Job: Every line that contains "this" counts once; give the total number of such lines, with no other words.

Exercise input:
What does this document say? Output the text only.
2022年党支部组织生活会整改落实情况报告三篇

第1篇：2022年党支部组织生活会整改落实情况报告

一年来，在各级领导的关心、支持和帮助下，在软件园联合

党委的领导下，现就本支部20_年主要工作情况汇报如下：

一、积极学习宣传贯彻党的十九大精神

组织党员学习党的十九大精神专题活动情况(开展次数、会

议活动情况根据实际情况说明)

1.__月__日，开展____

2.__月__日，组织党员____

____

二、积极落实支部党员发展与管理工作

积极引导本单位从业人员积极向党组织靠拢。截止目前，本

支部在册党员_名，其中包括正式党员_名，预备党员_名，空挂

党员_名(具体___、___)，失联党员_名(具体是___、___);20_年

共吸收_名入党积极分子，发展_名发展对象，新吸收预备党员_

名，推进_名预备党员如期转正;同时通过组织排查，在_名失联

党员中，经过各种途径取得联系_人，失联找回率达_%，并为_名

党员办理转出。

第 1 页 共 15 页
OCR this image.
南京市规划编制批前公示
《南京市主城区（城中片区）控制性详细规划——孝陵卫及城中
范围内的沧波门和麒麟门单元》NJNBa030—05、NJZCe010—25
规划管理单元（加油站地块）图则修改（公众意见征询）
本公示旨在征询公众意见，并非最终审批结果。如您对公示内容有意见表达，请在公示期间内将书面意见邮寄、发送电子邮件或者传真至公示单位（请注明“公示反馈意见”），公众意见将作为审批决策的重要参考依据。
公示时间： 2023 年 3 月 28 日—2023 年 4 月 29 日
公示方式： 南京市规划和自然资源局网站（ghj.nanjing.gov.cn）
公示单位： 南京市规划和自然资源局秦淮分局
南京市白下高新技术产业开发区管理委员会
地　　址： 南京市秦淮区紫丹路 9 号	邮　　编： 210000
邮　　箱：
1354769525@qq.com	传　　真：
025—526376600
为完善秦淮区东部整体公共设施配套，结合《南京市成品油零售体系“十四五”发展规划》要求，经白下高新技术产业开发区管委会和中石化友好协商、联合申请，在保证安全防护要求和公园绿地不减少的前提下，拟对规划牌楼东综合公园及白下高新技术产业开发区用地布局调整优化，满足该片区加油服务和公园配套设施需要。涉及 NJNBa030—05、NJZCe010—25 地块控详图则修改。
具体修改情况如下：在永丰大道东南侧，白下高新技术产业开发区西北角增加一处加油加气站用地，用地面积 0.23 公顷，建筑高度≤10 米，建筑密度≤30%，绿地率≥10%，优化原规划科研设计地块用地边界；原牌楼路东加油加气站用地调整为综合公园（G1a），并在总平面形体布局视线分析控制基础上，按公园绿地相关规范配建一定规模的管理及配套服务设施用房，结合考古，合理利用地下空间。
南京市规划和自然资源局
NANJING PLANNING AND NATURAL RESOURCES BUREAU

Completed exercise: 2